Entries taken from a collection
_ _ _ _ _ _ _
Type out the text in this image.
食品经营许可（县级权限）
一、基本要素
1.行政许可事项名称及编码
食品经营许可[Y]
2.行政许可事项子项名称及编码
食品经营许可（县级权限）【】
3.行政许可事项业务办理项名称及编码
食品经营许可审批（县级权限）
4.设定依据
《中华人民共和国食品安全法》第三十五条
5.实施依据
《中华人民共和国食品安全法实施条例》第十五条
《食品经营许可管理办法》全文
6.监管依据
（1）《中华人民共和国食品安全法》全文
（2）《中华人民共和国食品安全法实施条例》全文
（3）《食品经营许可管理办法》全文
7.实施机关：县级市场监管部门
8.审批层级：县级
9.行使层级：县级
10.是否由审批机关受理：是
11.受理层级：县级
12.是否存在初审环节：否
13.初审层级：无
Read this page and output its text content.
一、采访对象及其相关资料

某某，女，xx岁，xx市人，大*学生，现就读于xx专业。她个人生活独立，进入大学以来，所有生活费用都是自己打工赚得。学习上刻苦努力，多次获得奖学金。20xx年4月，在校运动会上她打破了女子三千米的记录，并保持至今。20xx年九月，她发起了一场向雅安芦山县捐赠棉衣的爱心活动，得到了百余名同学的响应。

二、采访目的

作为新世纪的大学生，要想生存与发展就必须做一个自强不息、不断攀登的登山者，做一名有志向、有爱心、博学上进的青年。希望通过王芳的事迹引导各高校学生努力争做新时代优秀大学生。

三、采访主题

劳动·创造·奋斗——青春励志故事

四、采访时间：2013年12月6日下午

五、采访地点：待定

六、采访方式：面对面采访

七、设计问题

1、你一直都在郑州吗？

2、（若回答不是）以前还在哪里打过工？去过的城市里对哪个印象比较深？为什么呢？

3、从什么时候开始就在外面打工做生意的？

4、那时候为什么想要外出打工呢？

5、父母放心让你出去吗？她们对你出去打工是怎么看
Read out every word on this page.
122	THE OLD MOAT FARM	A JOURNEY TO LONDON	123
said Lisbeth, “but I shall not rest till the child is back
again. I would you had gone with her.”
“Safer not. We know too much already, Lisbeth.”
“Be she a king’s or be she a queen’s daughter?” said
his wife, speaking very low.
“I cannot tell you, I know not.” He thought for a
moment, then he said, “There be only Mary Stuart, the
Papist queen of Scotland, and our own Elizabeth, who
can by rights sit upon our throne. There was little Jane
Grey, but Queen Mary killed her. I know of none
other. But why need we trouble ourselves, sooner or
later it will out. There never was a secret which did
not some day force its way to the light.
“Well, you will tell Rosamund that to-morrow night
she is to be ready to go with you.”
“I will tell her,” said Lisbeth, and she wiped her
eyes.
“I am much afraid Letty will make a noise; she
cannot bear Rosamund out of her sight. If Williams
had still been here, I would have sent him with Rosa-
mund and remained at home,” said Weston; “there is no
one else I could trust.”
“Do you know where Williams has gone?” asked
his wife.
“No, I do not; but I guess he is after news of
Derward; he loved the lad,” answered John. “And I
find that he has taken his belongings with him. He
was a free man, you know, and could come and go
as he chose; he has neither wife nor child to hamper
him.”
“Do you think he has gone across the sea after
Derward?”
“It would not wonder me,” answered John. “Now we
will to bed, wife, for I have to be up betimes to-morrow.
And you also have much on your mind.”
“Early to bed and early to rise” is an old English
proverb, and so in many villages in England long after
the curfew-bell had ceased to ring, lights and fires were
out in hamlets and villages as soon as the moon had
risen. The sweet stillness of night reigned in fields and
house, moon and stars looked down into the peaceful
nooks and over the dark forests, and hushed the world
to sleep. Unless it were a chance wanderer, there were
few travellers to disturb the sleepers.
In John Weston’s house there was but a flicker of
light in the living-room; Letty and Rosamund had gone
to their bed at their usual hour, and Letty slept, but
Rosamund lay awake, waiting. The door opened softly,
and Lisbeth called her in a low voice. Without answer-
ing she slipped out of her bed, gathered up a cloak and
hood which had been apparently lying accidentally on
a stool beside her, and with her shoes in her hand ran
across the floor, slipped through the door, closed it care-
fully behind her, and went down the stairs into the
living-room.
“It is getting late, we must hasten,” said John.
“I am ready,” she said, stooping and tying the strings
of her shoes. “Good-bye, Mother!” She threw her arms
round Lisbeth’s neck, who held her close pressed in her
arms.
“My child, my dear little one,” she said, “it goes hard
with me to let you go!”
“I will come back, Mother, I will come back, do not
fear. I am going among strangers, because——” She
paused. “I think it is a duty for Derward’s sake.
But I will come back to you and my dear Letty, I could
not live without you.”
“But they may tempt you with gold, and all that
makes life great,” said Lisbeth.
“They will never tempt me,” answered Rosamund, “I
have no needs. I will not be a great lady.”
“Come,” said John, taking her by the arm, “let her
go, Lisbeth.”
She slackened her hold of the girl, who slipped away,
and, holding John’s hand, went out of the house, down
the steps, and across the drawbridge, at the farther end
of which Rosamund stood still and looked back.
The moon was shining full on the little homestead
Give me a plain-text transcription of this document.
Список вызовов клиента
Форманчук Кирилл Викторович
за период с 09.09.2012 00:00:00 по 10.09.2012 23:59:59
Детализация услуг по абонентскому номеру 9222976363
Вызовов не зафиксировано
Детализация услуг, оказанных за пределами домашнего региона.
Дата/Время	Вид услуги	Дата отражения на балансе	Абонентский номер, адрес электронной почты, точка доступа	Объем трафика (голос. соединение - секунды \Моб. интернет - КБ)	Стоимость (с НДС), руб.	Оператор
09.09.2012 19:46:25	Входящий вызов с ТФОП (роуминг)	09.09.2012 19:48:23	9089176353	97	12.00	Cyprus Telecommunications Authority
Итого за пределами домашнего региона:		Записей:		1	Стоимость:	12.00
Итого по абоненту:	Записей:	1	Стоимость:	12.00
_ _ _ _ _ _ _
Write down all the entries again without a single difference.

Type out the text in this image.
食品经营许可（县级权限）
一、基本要素
1.行政许可事项名称及编码
食品经营许可[Y]
2.行政许可事项子项名称及编码
食品经营许可（县级权限）【】
3.行政许可事项业务办理项名称及编码
食品经营许可审批（县级权限）
4.设定依据
《中华人民共和国食品安全法》第三十五条
5.实施依据
《中华人民共和国食品安全法实施条例》第十五条
《食品经营许可管理办法》全文
6.监管依据
（1）《中华人民共和国食品安全法》全文
（2）《中华人民共和国食品安全法实施条例》全文
（3）《食品经营许可管理办法》全文
7.实施机关：县级市场监管部门
8.审批层级：县级
9.行使层级：县级
10.是否由审批机关受理：是
11.受理层级：县级
12.是否存在初审环节：否
13.初审层级：无
Read this page and output its text content.
一、采访对象及其相关资料

某某，女，xx岁，xx市人，大*学生，现就读于xx专业。她个人生活独立，进入大学以来，所有生活费用都是自己打工赚得。学习上刻苦努力，多次获得奖学金。20xx年4月，在校运动会上她打破了女子三千米的记录，并保持至今。20xx年九月，她发起了一场向雅安芦山县捐赠棉衣的爱心活动，得到了百余名同学的响应。

二、采访目的

作为新世纪的大学生，要想生存与发展就必须做一个自强不息、不断攀登的登山者，做一名有志向、有爱心、博学上进的青年。希望通过王芳的事迹引导各高校学生努力争做新时代优秀大学生。

三、采访主题

劳动·创造·奋斗——青春励志故事

四、采访时间：2013年12月6日下午

五、采访地点：待定

六、采访方式：面对面采访

七、设计问题

1、你一直都在郑州吗？

2、（若回答不是）以前还在哪里打过工？去过的城市里对哪个印象比较深？为什么呢？

3、从什么时候开始就在外面打工做生意的？

4、那时候为什么想要外出打工呢？

5、父母放心让你出去吗？她们对你出去打工是怎么看
Read out every word on this page.
122	THE OLD MOAT FARM	A JOURNEY TO LONDON	123
said Lisbeth, “but I shall not rest till the child is back
again. I would you had gone with her.”
“Safer not. We know too much already, Lisbeth.”
“Be she a king’s or be she a queen’s daughter?” said
his wife, speaking very low.
“I cannot tell you, I know not.” He thought for a
moment, then he said, “There be only Mary Stuart, the
Papist queen of Scotland, and our own Elizabeth, who
can by rights sit upon our throne. There was little Jane
Grey, but Queen Mary killed her. I know of none
other. But why need we trouble ourselves, sooner or
later it will out. There never was a secret which did
not some day force its way to the light.
“Well, you will tell Rosamund that to-morrow night
she is to be ready to go with you.”
“I will tell her,” said Lisbeth, and she wiped her
eyes.
“I am much afraid Letty will make a noise; she
cannot bear Rosamund out of her sight. If Williams
had still been here, I would have sent him with Rosa-
mund and remained at home,” said Weston; “there is no
one else I could trust.”
“Do you know where Williams has gone?” asked
his wife.
“No, I do not; but I guess he is after news of
Derward; he loved the lad,” answered John. “And I
find that he has taken his belongings with him. He
was a free man, you know, and could come and go
as he chose; he has neither wife nor child to hamper
him.”
“Do you think he has gone across the sea after
Derward?”
“It would not wonder me,” answered John. “Now we
will to bed, wife, for I have to be up betimes to-morrow.
And you also have much on your mind.”
“Early to bed and early to rise” is an old English
proverb, and so in many villages in England long after
the curfew-bell had ceased to ring, lights and fires were
out in hamlets and villages as soon as the moon had
risen. The sweet stillness of night reigned in fields and
house, moon and stars looked down into the peaceful
nooks and over the dark forests, and hushed the world
to sleep. Unless it were a chance wanderer, there were
few travellers to disturb the sleepers.
In John Weston’s house there was but a flicker of
light in the living-room; Letty and Rosamund had gone
to their bed at their usual hour, and Letty slept, but
Rosamund lay awake, waiting. The door opened softly,
and Lisbeth called her in a low voice. Without answer-
ing she slipped out of her bed, gathered up a cloak and
hood which had been apparently lying accidentally on
a stool beside her, and with her shoes in her hand ran
across the floor, slipped through the door, closed it care-
fully behind her, and went down the stairs into the
living-room.
“It is getting late, we must hasten,” said John.
“I am ready,” she said, stooping and tying the strings
of her shoes. “Good-bye, Mother!” She threw her arms
round Lisbeth’s neck, who held her close pressed in her
arms.
“My child, my dear little one,” she said, “it goes hard
with me to let you go!”
“I will come back, Mother, I will come back, do not
fear. I am going among strangers, because——” She
paused. “I think it is a duty for Derward’s sake.
But I will come back to you and my dear Letty, I could
not live without you.”
“But they may tempt you with gold, and all that
makes life great,” said Lisbeth.
“They will never tempt me,” answered Rosamund, “I
have no needs. I will not be a great lady.”
“Come,” said John, taking her by the arm, “let her
go, Lisbeth.”
She slackened her hold of the girl, who slipped away,
and, holding John’s hand, went out of the house, down
the steps, and across the drawbridge, at the farther end
of which Rosamund stood still and looked back.
The moon was shining full on the little homestead
Give me a plain-text transcription of this document.
Список вызовов клиента
Форманчук Кирилл Викторович
за период с 09.09.2012 00:00:00 по 10.09.2012 23:59:59
Детализация услуг по абонентскому номеру 9222976363
Вызовов не зафиксировано
Детализация услуг, оказанных за пределами домашнего региона.
Дата/Время	Вид услуги	Дата отражения на балансе	Абонентский номер, адрес электронной почты, точка доступа	Объем трафика (голос. соединение - секунды \Моб. интернет - КБ)	Стоимость (с НДС), руб.	Оператор
09.09.2012 19:46:25	Входящий вызов с ТФОП (роуминг)	09.09.2012 19:48:23	9089176353	97	12.00	Cyprus Telecommunications Authority
Итого за пределами домашнего региона:		Записей:		1	Стоимость:	12.00
Итого по абоненту:	Записей:	1	Стоимость:	12.00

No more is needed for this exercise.